Extracted records |
++++++
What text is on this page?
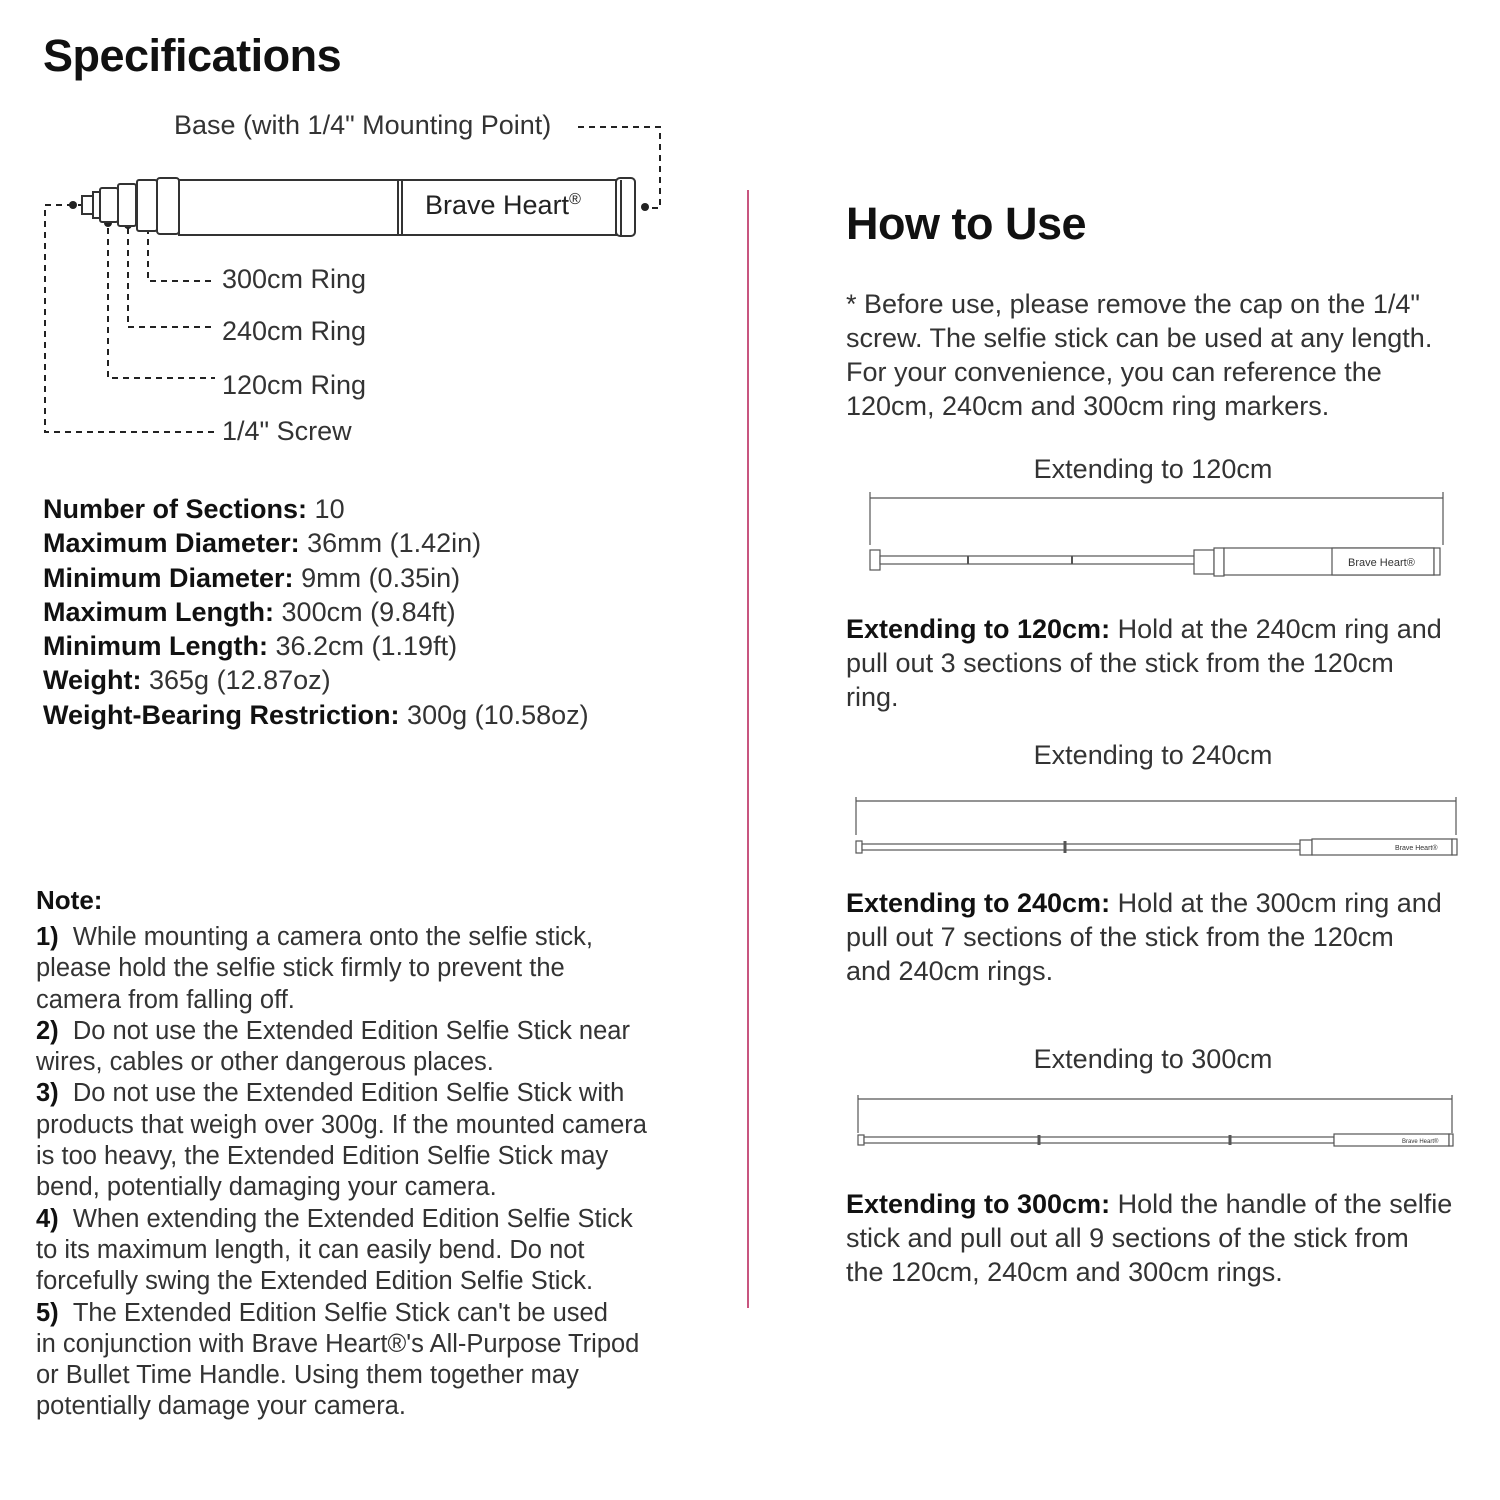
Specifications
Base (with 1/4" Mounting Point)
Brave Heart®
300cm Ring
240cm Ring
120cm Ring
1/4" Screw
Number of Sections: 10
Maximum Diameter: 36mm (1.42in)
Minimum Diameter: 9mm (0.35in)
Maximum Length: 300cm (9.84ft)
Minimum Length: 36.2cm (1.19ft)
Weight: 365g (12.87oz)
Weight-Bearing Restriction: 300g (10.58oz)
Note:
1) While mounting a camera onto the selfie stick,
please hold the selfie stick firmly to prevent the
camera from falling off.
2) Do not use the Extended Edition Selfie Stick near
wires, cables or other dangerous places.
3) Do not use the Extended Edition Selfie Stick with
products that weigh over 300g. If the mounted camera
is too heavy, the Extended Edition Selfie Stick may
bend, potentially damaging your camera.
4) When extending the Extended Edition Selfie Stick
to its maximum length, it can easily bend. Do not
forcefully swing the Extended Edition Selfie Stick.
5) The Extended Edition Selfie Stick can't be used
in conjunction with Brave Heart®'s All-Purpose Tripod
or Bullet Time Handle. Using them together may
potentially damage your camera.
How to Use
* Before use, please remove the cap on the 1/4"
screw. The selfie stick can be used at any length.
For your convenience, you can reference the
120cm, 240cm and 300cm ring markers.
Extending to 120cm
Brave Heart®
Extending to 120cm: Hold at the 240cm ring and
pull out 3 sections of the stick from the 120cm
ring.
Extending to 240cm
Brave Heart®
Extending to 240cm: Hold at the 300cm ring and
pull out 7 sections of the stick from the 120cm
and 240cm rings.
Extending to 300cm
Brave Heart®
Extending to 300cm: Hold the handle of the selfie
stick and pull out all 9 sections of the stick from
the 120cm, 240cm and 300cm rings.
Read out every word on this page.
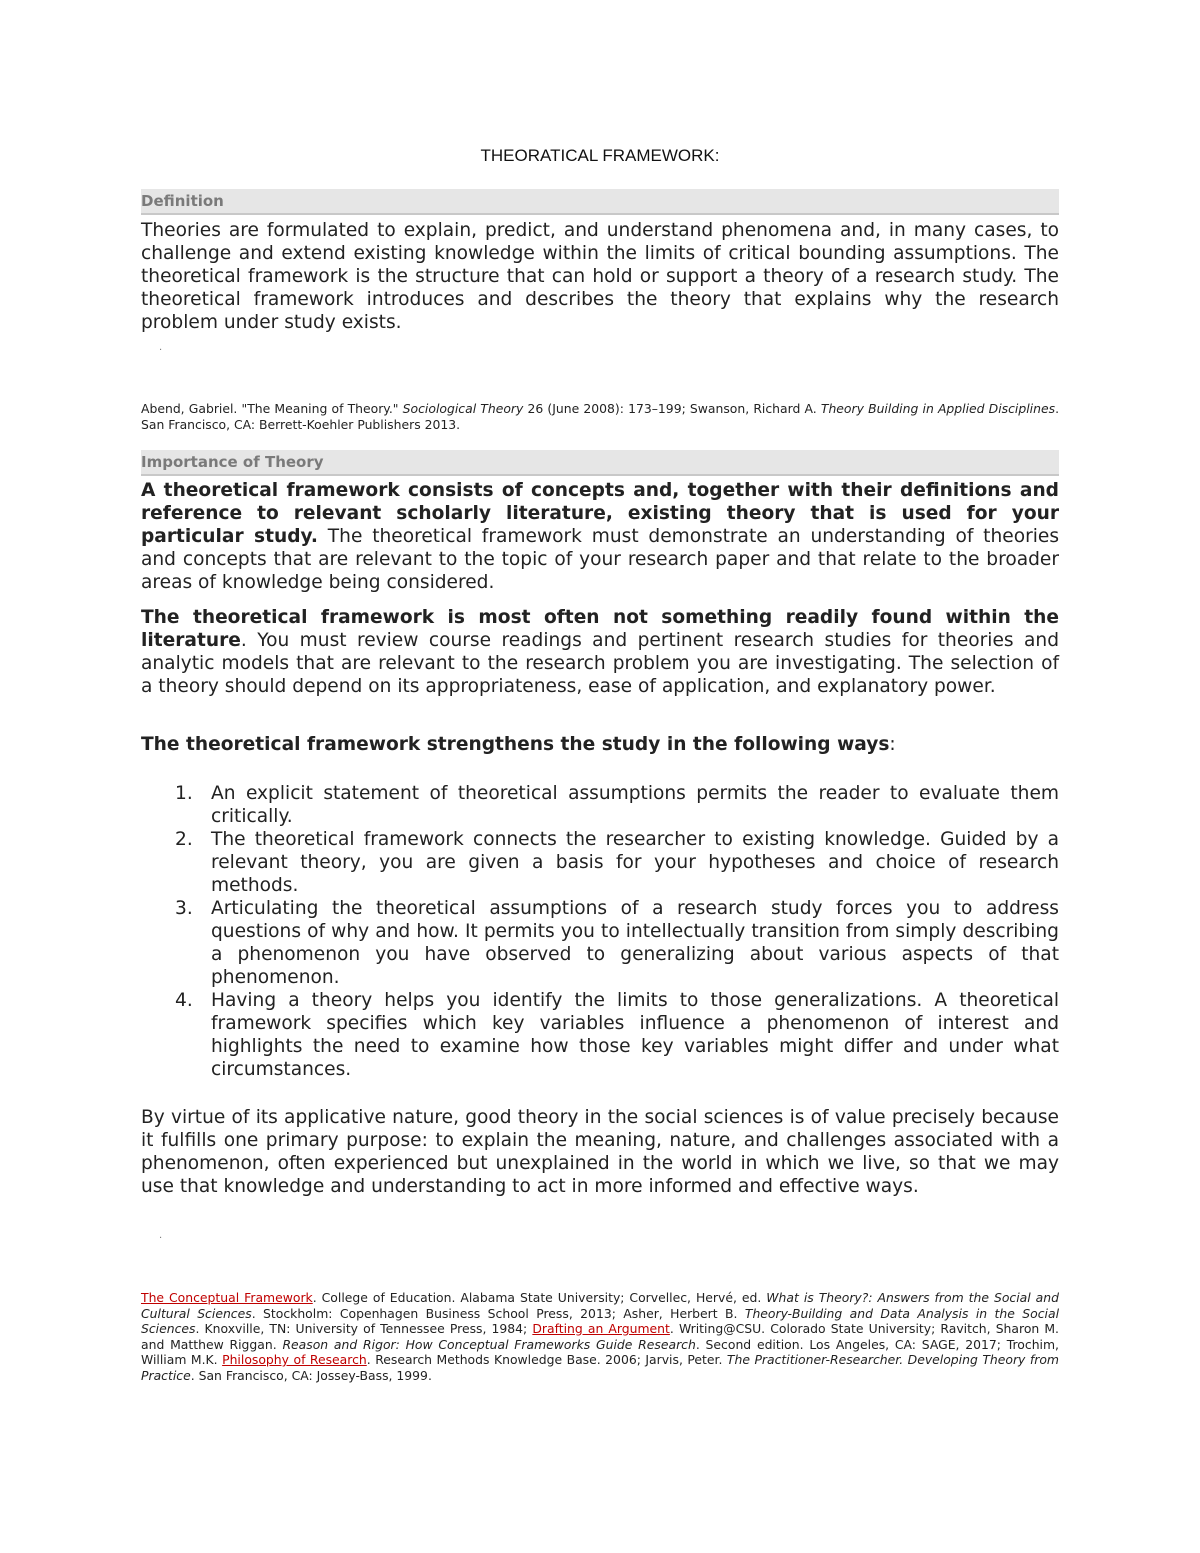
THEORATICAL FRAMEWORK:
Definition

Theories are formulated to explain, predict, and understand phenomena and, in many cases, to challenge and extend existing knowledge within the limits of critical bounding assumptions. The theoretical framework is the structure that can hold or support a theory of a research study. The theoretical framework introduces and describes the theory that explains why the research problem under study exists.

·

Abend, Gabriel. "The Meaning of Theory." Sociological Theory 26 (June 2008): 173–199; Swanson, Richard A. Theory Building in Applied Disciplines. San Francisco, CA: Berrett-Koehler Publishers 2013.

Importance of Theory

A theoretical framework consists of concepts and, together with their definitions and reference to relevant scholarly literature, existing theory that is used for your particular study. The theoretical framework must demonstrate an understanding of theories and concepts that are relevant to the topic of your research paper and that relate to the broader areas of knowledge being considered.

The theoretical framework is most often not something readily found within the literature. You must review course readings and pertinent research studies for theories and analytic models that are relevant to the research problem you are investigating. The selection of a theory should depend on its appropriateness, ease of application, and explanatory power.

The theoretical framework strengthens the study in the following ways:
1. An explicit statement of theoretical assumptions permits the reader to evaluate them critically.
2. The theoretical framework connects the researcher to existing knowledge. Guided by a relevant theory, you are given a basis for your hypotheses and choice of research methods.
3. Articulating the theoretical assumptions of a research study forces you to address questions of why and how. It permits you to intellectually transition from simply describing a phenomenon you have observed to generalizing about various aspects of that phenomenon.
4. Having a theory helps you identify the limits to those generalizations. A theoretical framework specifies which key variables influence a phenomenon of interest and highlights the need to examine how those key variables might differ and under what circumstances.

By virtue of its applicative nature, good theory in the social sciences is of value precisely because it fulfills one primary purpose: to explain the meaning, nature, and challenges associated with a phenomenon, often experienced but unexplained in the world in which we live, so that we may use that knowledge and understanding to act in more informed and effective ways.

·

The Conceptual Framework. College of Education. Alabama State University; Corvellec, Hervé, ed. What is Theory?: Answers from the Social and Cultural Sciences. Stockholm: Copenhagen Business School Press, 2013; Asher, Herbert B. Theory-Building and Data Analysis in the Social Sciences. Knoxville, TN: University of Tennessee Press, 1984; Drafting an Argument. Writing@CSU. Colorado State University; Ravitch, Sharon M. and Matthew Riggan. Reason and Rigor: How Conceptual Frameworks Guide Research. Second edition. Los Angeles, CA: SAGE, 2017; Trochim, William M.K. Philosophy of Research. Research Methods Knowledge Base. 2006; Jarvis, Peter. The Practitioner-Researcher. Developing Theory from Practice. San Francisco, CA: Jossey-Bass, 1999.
++++++
Work to be completed | Extract, from the material above, each line holding the word "reference".

Final answer |
For your convenience, you can reference the
A theoretical framework consists of concepts and, together with their definitions and reference to relevant scholarly literature, existing theory that is used for your particular study. The theoretical framework must demonstrate an understanding of theories and concepts that are relevant to the topic of your research paper and that relate to the broader areas of knowledge being considered.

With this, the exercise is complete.